## [THE PROBLEM]
Reproduce the lines below character for character, in the same order.

## [GIVEN DATA]
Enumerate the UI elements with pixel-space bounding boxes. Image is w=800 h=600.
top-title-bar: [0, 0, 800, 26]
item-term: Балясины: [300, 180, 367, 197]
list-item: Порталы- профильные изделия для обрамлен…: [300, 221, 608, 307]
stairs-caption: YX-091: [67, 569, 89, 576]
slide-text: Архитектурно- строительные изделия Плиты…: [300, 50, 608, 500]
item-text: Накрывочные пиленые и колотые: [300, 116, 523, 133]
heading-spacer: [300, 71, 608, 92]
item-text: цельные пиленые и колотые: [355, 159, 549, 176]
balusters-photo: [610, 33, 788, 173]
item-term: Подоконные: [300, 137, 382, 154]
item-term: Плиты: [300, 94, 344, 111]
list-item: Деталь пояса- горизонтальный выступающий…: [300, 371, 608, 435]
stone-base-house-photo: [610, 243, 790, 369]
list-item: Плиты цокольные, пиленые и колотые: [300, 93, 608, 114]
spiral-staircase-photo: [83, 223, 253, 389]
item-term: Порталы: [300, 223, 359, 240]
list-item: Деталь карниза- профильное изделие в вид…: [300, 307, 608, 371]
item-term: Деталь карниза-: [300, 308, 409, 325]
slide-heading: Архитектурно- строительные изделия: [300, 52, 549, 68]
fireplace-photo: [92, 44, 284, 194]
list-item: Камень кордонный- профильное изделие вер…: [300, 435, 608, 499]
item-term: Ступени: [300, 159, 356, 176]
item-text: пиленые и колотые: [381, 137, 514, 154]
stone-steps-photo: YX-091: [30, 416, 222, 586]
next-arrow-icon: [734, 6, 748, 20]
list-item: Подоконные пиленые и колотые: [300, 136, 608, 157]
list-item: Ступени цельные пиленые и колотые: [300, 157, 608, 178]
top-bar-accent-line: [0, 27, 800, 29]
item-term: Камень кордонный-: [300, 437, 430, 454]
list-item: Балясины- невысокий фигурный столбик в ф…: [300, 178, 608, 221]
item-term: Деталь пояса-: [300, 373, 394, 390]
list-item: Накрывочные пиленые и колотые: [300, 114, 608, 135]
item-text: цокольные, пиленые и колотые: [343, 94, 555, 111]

## [RESULT OF THE TASK]
Enumerate the UI elements with pixel-space bounding boxes. Image is w=800 h=600.
top-title-bar: [0, 0, 800, 26]
item-term: Балясины: [300, 180, 367, 197]
list-item: Порталы- профильные изделия для обрамлен…: [300, 221, 608, 307]
stairs-caption: YX-091: [67, 569, 89, 576]
slide-text: Архитектурно- строительные изделия Плиты…: [300, 50, 608, 500]
item-text: Накрывочные пиленые и колотые: [300, 116, 523, 133]
heading-spacer: [300, 71, 608, 92]
item-text: цельные пиленые и колотые: [355, 159, 549, 176]
balusters-photo: [610, 33, 788, 173]
item-term: Подоконные: [300, 137, 382, 154]
item-term: Плиты: [300, 94, 344, 111]
list-item: Деталь пояса- горизонтальный выступающий…: [300, 371, 608, 435]
stone-base-house-photo: [610, 243, 790, 369]
list-item: Плиты цокольные, пиленые и колотые: [300, 93, 608, 114]
spiral-staircase-photo: [83, 223, 253, 389]
item-term: Порталы: [300, 223, 359, 240]
list-item: Деталь карниза- профильное изделие в вид…: [300, 307, 608, 371]
item-term: Деталь карниза-: [300, 308, 409, 325]
slide-heading: Архитектурно- строительные изделия: [300, 52, 549, 68]
fireplace-photo: [92, 44, 284, 194]
list-item: Камень кордонный- профильное изделие вер…: [300, 435, 608, 499]
item-term: Ступени: [300, 159, 356, 176]
item-text: пиленые и колотые: [381, 137, 514, 154]
stone-steps-photo: YX-091: [30, 416, 222, 586]
next-arrow-icon: [734, 6, 748, 20]
list-item: Подоконные пиленые и колотые: [300, 136, 608, 157]
list-item: Ступени цельные пиленые и колотые: [300, 157, 608, 178]
top-bar-accent-line: [0, 27, 800, 29]
item-term: Камень кордонный-: [300, 437, 430, 454]
list-item: Балясины- невысокий фигурный столбик в ф…: [300, 178, 608, 221]
item-term: Деталь пояса-: [300, 373, 394, 390]
list-item: Накрывочные пиленые и колотые: [300, 114, 608, 135]
item-text: цокольные, пиленые и колотые: [343, 94, 555, 111]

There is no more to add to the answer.